Work required » Count every line in the entries that follow where the word "SRMTID" appears, then state only the total.

Records from a collection of figures »
Start
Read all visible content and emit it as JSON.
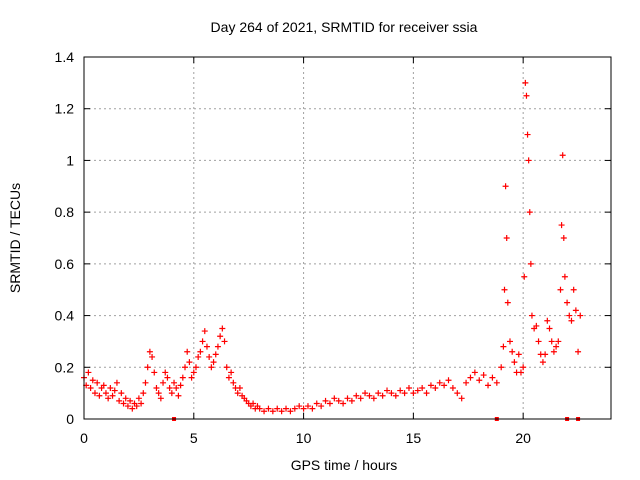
{
  "chart_data": {
    "type": "scatter",
    "title": "Day 264 of 2021, SRMTID for receiver ssia",
    "xlabel": "GPS time / hours",
    "ylabel": "SRMTID / TECUs",
    "xlim": [
      0,
      24
    ],
    "ylim": [
      0,
      1.4
    ],
    "xticks": [
      0,
      5,
      10,
      15,
      20
    ],
    "yticks": [
      0,
      0.2,
      0.4,
      0.6,
      0.8,
      1,
      1.2,
      1.4
    ],
    "xtick_labels": [
      "0",
      "5",
      "10",
      "15",
      "20"
    ],
    "ytick_labels": [
      "0",
      "0.2",
      "0.4",
      "0.6",
      "0.8",
      "1",
      "1.2",
      "1.4"
    ],
    "grid": true,
    "marker": "+",
    "series": [
      {
        "name": "SRMTID",
        "color": "#ff0000",
        "points": [
          [
            0.0,
            0.16
          ],
          [
            0.1,
            0.13
          ],
          [
            0.2,
            0.18
          ],
          [
            0.3,
            0.12
          ],
          [
            0.4,
            0.15
          ],
          [
            0.5,
            0.1
          ],
          [
            0.6,
            0.14
          ],
          [
            0.7,
            0.09
          ],
          [
            0.8,
            0.12
          ],
          [
            0.9,
            0.13
          ],
          [
            1.0,
            0.1
          ],
          [
            1.1,
            0.08
          ],
          [
            1.2,
            0.12
          ],
          [
            1.3,
            0.09
          ],
          [
            1.4,
            0.11
          ],
          [
            1.5,
            0.14
          ],
          [
            1.6,
            0.07
          ],
          [
            1.7,
            0.1
          ],
          [
            1.8,
            0.06
          ],
          [
            1.9,
            0.08
          ],
          [
            2.0,
            0.05
          ],
          [
            2.1,
            0.07
          ],
          [
            2.2,
            0.04
          ],
          [
            2.3,
            0.06
          ],
          [
            2.4,
            0.05
          ],
          [
            2.5,
            0.08
          ],
          [
            2.6,
            0.06
          ],
          [
            2.7,
            0.1
          ],
          [
            2.8,
            0.14
          ],
          [
            2.9,
            0.2
          ],
          [
            3.0,
            0.26
          ],
          [
            3.1,
            0.24
          ],
          [
            3.2,
            0.18
          ],
          [
            3.3,
            0.12
          ],
          [
            3.4,
            0.1
          ],
          [
            3.5,
            0.08
          ],
          [
            3.6,
            0.14
          ],
          [
            3.7,
            0.18
          ],
          [
            3.8,
            0.16
          ],
          [
            3.9,
            0.12
          ],
          [
            4.0,
            0.1
          ],
          [
            4.1,
            0.14
          ],
          [
            4.2,
            0.12
          ],
          [
            4.3,
            0.09
          ],
          [
            4.4,
            0.13
          ],
          [
            4.5,
            0.16
          ],
          [
            4.6,
            0.2
          ],
          [
            4.7,
            0.26
          ],
          [
            4.8,
            0.22
          ],
          [
            4.9,
            0.16
          ],
          [
            5.0,
            0.18
          ],
          [
            5.1,
            0.2
          ],
          [
            5.2,
            0.24
          ],
          [
            5.3,
            0.26
          ],
          [
            5.4,
            0.3
          ],
          [
            5.5,
            0.34
          ],
          [
            5.6,
            0.28
          ],
          [
            5.7,
            0.24
          ],
          [
            5.8,
            0.2
          ],
          [
            5.9,
            0.22
          ],
          [
            6.0,
            0.25
          ],
          [
            6.1,
            0.28
          ],
          [
            6.2,
            0.32
          ],
          [
            6.3,
            0.35
          ],
          [
            6.4,
            0.3
          ],
          [
            6.5,
            0.2
          ],
          [
            6.6,
            0.16
          ],
          [
            6.7,
            0.18
          ],
          [
            6.8,
            0.14
          ],
          [
            6.9,
            0.12
          ],
          [
            7.0,
            0.1
          ],
          [
            7.1,
            0.12
          ],
          [
            7.2,
            0.09
          ],
          [
            7.3,
            0.08
          ],
          [
            7.4,
            0.07
          ],
          [
            7.5,
            0.06
          ],
          [
            7.6,
            0.05
          ],
          [
            7.7,
            0.06
          ],
          [
            7.8,
            0.04
          ],
          [
            7.9,
            0.05
          ],
          [
            8.0,
            0.04
          ],
          [
            8.2,
            0.03
          ],
          [
            8.4,
            0.04
          ],
          [
            8.6,
            0.03
          ],
          [
            8.8,
            0.04
          ],
          [
            9.0,
            0.03
          ],
          [
            9.2,
            0.04
          ],
          [
            9.4,
            0.03
          ],
          [
            9.6,
            0.04
          ],
          [
            9.8,
            0.05
          ],
          [
            10.0,
            0.04
          ],
          [
            10.2,
            0.05
          ],
          [
            10.4,
            0.04
          ],
          [
            10.6,
            0.06
          ],
          [
            10.8,
            0.05
          ],
          [
            11.0,
            0.07
          ],
          [
            11.2,
            0.06
          ],
          [
            11.4,
            0.08
          ],
          [
            11.6,
            0.07
          ],
          [
            11.8,
            0.06
          ],
          [
            12.0,
            0.08
          ],
          [
            12.2,
            0.07
          ],
          [
            12.4,
            0.09
          ],
          [
            12.6,
            0.08
          ],
          [
            12.8,
            0.1
          ],
          [
            13.0,
            0.09
          ],
          [
            13.2,
            0.08
          ],
          [
            13.4,
            0.1
          ],
          [
            13.6,
            0.09
          ],
          [
            13.8,
            0.11
          ],
          [
            14.0,
            0.1
          ],
          [
            14.2,
            0.09
          ],
          [
            14.4,
            0.11
          ],
          [
            14.6,
            0.1
          ],
          [
            14.8,
            0.12
          ],
          [
            15.0,
            0.1
          ],
          [
            15.2,
            0.11
          ],
          [
            15.4,
            0.12
          ],
          [
            15.6,
            0.1
          ],
          [
            15.8,
            0.13
          ],
          [
            16.0,
            0.12
          ],
          [
            16.2,
            0.14
          ],
          [
            16.4,
            0.13
          ],
          [
            16.6,
            0.15
          ],
          [
            16.8,
            0.12
          ],
          [
            17.0,
            0.1
          ],
          [
            17.2,
            0.08
          ],
          [
            17.4,
            0.14
          ],
          [
            17.6,
            0.16
          ],
          [
            17.8,
            0.18
          ],
          [
            18.0,
            0.15
          ],
          [
            18.2,
            0.17
          ],
          [
            18.4,
            0.13
          ],
          [
            18.6,
            0.16
          ],
          [
            18.8,
            0.14
          ],
          [
            19.0,
            0.2
          ],
          [
            19.1,
            0.28
          ],
          [
            19.15,
            0.5
          ],
          [
            19.2,
            0.9
          ],
          [
            19.25,
            0.7
          ],
          [
            19.3,
            0.45
          ],
          [
            19.4,
            0.3
          ],
          [
            19.5,
            0.26
          ],
          [
            19.6,
            0.22
          ],
          [
            19.7,
            0.18
          ],
          [
            19.8,
            0.25
          ],
          [
            19.9,
            0.18
          ],
          [
            20.0,
            0.2
          ],
          [
            20.05,
            0.55
          ],
          [
            20.1,
            1.3
          ],
          [
            20.15,
            1.25
          ],
          [
            20.2,
            1.1
          ],
          [
            20.25,
            1.0
          ],
          [
            20.3,
            0.8
          ],
          [
            20.35,
            0.6
          ],
          [
            20.4,
            0.4
          ],
          [
            20.5,
            0.35
          ],
          [
            20.6,
            0.36
          ],
          [
            20.7,
            0.3
          ],
          [
            20.8,
            0.25
          ],
          [
            20.9,
            0.22
          ],
          [
            21.0,
            0.25
          ],
          [
            21.1,
            0.38
          ],
          [
            21.2,
            0.35
          ],
          [
            21.3,
            0.3
          ],
          [
            21.4,
            0.26
          ],
          [
            21.5,
            0.28
          ],
          [
            21.6,
            0.3
          ],
          [
            21.7,
            0.5
          ],
          [
            21.75,
            0.75
          ],
          [
            21.8,
            1.02
          ],
          [
            21.85,
            0.7
          ],
          [
            21.9,
            0.55
          ],
          [
            22.0,
            0.45
          ],
          [
            22.1,
            0.4
          ],
          [
            22.2,
            0.38
          ],
          [
            22.3,
            0.5
          ],
          [
            22.4,
            0.42
          ],
          [
            22.5,
            0.26
          ],
          [
            22.6,
            0.4
          ]
        ]
      }
    ],
    "outliers_at_zero": [
      4.1,
      18.8,
      22.0,
      22.5
    ]
  }
}
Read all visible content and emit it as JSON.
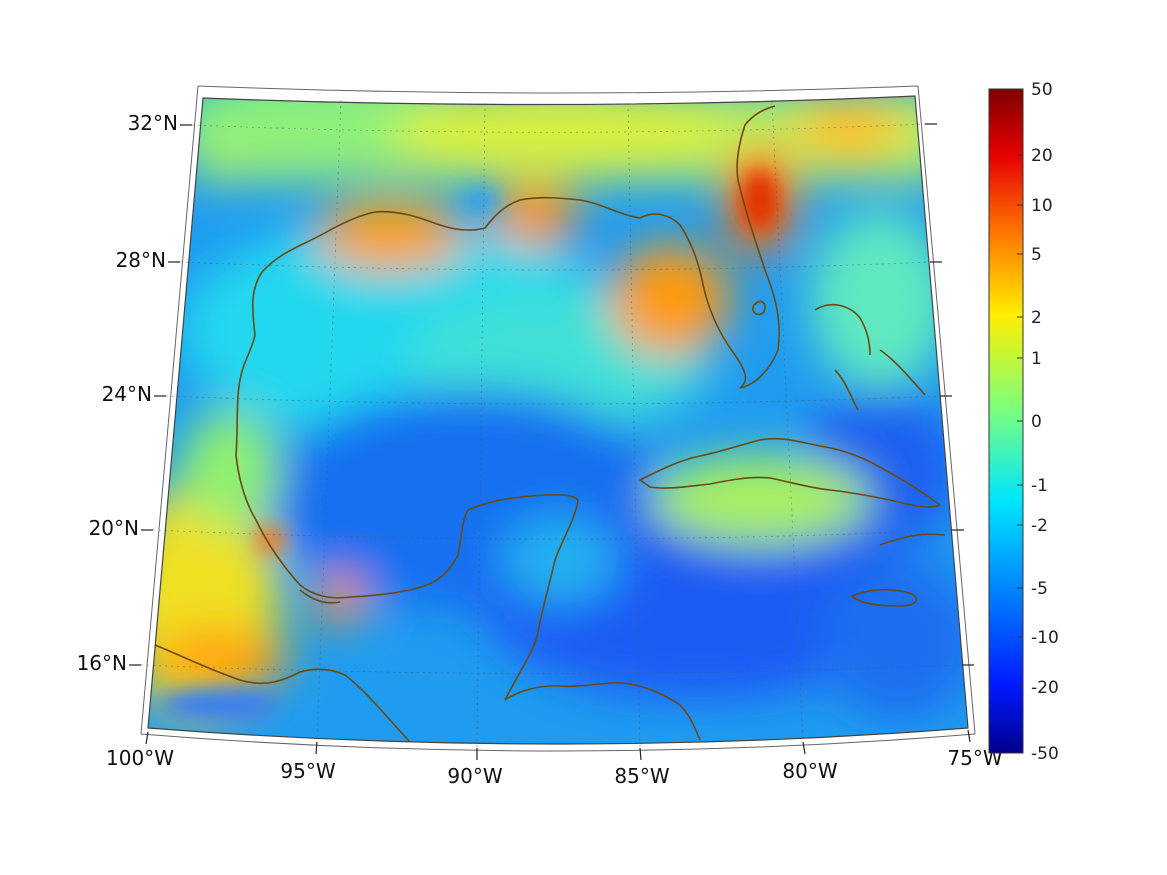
{
  "map": {
    "projection": "conic",
    "region": "Gulf of Mexico and Caribbean",
    "lon_labels": [
      "100°W",
      "95°W",
      "90°W",
      "85°W",
      "80°W",
      "75°W"
    ],
    "lat_labels": [
      "32°N",
      "28°N",
      "24°N",
      "20°N",
      "16°N"
    ],
    "coastline_color": "#6b4a12",
    "field_palette": "jet"
  },
  "colorbar": {
    "ticks": [
      "50",
      "20",
      "10",
      "5",
      "2",
      "1",
      "0",
      "-1",
      "-2",
      "-5",
      "-10",
      "-20",
      "-50"
    ],
    "min": -50,
    "max": 50,
    "scale": "symmetric-log"
  }
}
End
Solution for this problem » 3